-- Start of Exercise material --

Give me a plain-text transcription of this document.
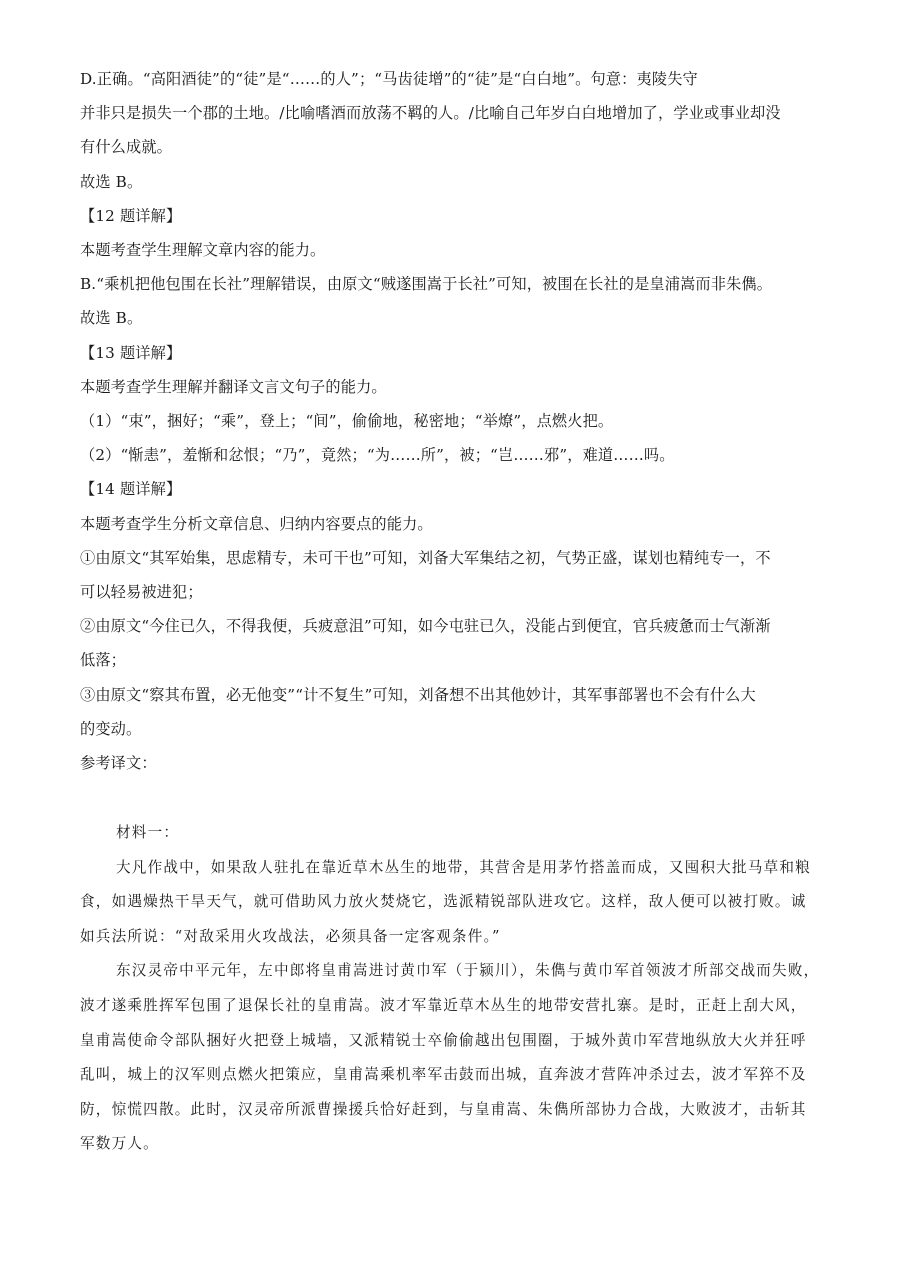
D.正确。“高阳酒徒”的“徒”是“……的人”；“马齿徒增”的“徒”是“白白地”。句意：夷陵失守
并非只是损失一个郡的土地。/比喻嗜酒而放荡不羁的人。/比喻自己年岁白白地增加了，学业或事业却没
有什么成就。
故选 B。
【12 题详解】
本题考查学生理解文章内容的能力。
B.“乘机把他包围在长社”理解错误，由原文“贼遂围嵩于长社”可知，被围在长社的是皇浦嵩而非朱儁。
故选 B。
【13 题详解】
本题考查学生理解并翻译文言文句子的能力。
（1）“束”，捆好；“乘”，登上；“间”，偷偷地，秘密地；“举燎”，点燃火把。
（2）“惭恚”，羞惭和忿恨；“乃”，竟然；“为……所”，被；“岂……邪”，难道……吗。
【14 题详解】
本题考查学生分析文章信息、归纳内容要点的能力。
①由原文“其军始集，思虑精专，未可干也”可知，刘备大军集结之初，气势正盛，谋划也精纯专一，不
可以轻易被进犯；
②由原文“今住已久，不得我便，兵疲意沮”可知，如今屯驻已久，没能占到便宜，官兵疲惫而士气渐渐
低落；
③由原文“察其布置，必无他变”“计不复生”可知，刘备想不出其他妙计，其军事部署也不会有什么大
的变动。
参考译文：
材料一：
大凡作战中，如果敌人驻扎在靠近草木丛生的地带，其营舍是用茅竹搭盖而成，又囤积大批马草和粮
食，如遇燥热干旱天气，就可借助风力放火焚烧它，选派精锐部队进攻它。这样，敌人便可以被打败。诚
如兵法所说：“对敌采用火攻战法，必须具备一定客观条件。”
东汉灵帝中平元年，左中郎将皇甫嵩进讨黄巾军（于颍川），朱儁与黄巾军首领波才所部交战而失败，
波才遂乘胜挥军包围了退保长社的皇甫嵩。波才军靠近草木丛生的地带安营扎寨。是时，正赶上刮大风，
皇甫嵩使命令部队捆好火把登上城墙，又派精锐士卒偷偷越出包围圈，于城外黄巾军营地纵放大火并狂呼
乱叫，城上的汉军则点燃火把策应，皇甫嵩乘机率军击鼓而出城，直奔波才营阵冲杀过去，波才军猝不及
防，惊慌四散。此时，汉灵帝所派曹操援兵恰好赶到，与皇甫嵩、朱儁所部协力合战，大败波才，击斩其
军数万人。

-- End of Exercise material --
-- Start of Exercise material --

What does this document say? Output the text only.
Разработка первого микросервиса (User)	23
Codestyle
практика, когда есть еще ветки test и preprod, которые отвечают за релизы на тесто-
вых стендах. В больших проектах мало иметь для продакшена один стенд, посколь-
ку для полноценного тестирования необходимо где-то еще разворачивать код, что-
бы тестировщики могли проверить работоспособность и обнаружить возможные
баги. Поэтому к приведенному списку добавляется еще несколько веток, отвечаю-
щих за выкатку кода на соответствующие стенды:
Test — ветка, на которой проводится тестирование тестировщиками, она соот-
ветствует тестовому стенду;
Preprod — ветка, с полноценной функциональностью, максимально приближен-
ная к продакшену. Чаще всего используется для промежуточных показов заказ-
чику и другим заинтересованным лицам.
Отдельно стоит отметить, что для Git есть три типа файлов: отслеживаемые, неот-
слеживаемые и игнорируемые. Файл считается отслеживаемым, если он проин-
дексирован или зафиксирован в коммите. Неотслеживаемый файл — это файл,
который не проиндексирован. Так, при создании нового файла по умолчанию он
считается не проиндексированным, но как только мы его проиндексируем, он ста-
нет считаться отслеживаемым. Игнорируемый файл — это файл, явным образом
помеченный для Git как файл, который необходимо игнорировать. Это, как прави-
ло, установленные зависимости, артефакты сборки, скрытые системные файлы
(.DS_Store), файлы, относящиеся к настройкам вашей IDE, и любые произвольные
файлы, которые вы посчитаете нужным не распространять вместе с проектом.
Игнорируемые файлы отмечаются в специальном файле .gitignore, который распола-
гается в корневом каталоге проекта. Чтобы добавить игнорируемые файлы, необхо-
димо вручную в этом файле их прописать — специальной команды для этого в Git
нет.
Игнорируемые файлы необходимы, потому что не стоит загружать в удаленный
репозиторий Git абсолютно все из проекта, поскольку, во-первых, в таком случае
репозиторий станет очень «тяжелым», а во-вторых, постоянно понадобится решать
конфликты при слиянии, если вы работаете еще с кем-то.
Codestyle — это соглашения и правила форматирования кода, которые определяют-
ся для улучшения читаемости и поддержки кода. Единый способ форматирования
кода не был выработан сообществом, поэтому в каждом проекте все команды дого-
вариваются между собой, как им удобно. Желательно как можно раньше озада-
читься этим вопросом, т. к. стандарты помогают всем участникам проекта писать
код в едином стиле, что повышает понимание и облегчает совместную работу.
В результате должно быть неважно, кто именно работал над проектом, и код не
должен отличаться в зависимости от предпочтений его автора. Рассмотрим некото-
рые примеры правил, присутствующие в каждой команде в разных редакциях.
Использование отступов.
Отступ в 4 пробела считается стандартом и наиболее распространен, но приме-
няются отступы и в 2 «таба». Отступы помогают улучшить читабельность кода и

-- End of Exercise material --

Exercise task -
Sift the material for lines with the string "считается". Copy each one found.

Result of the exercise -
слеживаемые и игнорируемые. Файл считается отслеживаемым, если он проин-
считается не проиндексированным, но как только мы его проиндексируем, он ста-
Отступ в 4 пробела считается стандартом и наиболее распространен, но приме-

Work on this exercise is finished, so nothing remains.